• [Task requirements]
Answer with one number: how many lines hold "source".

— Begin Dataset records —

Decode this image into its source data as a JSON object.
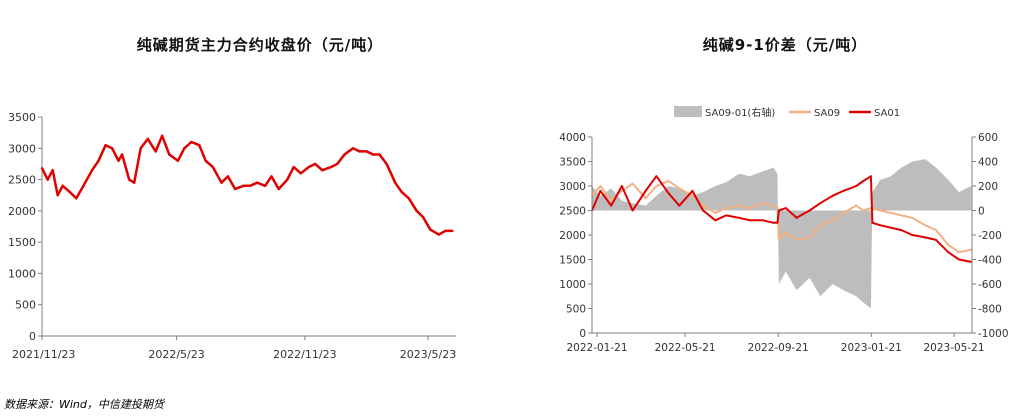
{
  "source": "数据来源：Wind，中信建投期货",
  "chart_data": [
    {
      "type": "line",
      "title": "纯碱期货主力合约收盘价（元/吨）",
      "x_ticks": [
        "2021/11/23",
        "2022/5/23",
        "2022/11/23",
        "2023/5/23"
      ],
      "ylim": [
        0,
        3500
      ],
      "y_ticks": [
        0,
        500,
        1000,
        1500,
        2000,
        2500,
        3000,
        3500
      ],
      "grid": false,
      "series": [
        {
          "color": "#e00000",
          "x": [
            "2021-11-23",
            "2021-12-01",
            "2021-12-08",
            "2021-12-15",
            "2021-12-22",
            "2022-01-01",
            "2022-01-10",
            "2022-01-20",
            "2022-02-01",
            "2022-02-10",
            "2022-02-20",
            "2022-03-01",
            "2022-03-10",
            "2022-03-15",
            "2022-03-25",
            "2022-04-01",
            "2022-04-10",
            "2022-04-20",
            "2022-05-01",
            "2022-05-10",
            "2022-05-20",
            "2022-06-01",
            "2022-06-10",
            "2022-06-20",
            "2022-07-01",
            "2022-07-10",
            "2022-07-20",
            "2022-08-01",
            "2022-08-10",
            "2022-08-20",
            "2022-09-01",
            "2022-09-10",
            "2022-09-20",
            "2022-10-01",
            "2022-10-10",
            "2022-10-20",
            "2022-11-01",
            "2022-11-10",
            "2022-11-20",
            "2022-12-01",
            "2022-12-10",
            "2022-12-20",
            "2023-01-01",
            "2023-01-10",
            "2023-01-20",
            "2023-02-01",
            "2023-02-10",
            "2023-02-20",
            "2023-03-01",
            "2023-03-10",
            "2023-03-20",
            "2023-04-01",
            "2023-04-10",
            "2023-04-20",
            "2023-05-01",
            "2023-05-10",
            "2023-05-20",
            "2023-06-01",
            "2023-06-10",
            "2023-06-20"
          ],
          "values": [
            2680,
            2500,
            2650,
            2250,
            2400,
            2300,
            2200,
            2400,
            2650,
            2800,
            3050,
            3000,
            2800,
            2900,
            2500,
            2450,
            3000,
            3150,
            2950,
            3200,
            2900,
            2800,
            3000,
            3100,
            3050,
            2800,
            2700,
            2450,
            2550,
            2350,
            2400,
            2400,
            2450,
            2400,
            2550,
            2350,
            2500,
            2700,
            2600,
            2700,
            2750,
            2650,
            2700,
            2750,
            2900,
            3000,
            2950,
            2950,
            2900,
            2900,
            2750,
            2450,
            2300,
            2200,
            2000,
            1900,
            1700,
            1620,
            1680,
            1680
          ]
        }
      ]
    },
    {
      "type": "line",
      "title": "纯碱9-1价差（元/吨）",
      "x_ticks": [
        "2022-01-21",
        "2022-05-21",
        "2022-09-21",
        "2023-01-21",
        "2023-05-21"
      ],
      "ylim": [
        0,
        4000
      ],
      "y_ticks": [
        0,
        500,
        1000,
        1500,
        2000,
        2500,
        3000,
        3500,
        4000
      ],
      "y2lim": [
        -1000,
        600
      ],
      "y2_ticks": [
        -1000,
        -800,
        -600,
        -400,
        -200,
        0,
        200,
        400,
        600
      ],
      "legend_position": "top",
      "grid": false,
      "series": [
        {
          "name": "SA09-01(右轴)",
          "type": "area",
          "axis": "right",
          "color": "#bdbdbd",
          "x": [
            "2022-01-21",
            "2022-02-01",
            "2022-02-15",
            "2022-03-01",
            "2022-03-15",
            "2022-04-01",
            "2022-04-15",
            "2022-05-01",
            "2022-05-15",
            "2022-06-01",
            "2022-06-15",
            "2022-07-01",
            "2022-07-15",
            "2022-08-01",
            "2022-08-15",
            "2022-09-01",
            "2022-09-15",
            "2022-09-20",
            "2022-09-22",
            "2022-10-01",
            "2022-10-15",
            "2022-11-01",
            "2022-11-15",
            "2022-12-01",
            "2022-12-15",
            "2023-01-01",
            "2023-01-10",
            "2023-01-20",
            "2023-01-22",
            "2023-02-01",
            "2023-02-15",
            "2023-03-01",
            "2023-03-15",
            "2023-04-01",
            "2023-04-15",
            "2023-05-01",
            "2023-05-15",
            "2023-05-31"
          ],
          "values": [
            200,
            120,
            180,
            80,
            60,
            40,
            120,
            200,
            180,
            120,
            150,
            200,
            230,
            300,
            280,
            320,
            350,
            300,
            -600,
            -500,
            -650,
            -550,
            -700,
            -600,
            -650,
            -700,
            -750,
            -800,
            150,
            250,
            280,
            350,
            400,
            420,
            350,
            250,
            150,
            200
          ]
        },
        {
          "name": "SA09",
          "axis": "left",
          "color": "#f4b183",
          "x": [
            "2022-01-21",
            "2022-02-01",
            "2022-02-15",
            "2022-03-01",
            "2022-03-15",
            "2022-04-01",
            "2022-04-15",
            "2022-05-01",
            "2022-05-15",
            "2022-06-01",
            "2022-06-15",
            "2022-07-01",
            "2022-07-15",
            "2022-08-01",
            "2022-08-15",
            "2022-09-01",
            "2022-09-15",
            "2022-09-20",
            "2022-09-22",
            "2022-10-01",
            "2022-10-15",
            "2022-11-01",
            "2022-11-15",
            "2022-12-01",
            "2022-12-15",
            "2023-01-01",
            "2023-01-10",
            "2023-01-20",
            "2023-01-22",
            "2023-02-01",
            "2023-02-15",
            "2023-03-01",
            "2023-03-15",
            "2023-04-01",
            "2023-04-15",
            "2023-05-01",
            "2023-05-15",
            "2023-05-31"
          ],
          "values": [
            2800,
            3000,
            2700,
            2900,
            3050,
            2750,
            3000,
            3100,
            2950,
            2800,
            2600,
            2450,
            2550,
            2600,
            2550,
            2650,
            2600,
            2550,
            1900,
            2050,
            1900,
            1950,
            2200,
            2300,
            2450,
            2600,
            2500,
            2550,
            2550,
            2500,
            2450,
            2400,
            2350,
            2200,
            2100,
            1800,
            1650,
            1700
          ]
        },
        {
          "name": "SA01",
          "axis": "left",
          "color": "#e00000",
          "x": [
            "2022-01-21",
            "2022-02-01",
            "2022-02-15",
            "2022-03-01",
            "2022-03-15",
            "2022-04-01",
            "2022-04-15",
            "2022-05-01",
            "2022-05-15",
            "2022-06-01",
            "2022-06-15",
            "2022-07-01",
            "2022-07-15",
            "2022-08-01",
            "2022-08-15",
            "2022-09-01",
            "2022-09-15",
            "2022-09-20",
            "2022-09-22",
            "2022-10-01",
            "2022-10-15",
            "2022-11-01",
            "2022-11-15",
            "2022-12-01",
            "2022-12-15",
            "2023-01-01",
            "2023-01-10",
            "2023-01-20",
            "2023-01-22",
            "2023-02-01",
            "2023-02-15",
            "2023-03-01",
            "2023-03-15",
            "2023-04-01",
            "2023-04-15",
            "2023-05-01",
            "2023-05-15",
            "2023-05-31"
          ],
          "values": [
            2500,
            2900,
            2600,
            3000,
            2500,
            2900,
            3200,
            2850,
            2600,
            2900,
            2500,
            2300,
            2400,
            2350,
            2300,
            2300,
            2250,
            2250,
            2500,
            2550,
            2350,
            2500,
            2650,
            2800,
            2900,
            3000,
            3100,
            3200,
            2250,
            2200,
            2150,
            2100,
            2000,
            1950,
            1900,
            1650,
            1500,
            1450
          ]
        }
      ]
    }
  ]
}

— End Dataset records —

• [Answer below]
2